Text:
▬▬▬
There is no particular reason why the scientific community must leave the final writing and application of scientifically-produced policies and programs mostly in the hands of politicians, governmental agencies, and their associates. A natural course of action is, therefore, to generate necessary legislation to guarantee operational, bureaucratic, and managerial independence from government of vital health institutions like the National Institutes of Health (NIH), the Health Resources and Services Administration (HRSA), the Centers for Disease Control and Prevention (CDC), and the Agency for Healthcare Research and Quality (AHQR) among others. And, in matters of social policy, scientists must be diverse and members and stakeholders from hard-hit communities must also be engaged.
▬▬▬
Directions:
(a) Rewrite the paragraph beginning "There is no particular reason" from the text on science and health policy as a short bulleted list that keeps its main points.
(b) Reproduce word for word the stretch of the text on science and health policy from "There is no" through "also be engaged.".
▬▬▬
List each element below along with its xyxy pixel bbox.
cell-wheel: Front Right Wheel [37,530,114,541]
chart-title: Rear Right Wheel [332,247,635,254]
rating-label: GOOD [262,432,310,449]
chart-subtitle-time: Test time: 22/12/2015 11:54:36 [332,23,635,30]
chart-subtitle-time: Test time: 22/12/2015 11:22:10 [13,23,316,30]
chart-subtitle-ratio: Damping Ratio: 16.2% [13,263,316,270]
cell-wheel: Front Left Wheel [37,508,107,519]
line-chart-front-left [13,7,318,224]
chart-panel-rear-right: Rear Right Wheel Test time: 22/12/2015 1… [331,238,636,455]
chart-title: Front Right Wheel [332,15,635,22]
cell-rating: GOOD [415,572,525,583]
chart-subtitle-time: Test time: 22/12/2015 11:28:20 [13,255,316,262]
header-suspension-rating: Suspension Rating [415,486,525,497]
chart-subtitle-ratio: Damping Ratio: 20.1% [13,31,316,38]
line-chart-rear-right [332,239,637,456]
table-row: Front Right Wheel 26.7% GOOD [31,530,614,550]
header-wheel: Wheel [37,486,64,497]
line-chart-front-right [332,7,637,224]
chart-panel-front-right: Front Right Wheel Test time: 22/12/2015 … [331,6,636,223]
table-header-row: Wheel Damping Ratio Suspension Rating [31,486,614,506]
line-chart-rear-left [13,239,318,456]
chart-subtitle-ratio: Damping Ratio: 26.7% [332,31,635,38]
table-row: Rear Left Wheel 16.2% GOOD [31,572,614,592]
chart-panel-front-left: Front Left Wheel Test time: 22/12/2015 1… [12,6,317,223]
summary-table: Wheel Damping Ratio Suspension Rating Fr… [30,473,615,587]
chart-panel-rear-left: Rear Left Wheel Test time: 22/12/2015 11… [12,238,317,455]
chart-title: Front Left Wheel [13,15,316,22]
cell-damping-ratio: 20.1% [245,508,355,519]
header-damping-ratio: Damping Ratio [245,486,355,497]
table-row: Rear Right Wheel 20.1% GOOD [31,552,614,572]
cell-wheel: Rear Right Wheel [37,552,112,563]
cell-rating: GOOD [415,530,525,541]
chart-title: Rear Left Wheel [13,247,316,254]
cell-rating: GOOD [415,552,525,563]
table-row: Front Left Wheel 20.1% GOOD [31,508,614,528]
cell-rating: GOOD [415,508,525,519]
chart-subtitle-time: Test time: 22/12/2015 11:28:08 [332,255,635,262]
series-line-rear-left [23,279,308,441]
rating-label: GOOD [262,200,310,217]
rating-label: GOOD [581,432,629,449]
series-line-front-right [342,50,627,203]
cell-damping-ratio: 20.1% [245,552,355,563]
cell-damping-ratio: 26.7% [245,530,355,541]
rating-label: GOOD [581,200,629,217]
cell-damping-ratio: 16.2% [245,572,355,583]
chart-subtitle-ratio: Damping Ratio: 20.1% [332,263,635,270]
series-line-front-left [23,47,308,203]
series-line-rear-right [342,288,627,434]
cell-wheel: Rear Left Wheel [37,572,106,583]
▬▬▬
Task responses:
(a)
- The scientific community need not leave the final writing and application of scientifically produced policies and programs mostly to politicians, government agencies, and their associates.
- Legislation should therefore guarantee that vital health institutions are operationally, bureaucratically, and managerially independent of government. Examples include the NIH, HRSA, CDC, and AHQR.
- In social policy, scientists must be diverse, and members and stakeholders from hard-hit communities must also be engaged.

(b)
There is no particular reason why the scientific community must leave the final writing and application of scientifically-produced policies and programs mostly in the hands of politicians, governmental agencies, and their associates. A natural course of action is, therefore, to generate necessary legislation to guarantee operational, bureaucratic, and managerial independence from government of vital health institutions like the National Institutes of Health (NIH), the Health Resources and Services Administration (HRSA), the Centers for Disease Control and Prevention (CDC), and the Agency for Healthcare Research and Quality (AHQR) among others. And, in matters of social policy, scientists must be diverse and members and stakeholders from hard-hit communities must also be engaged.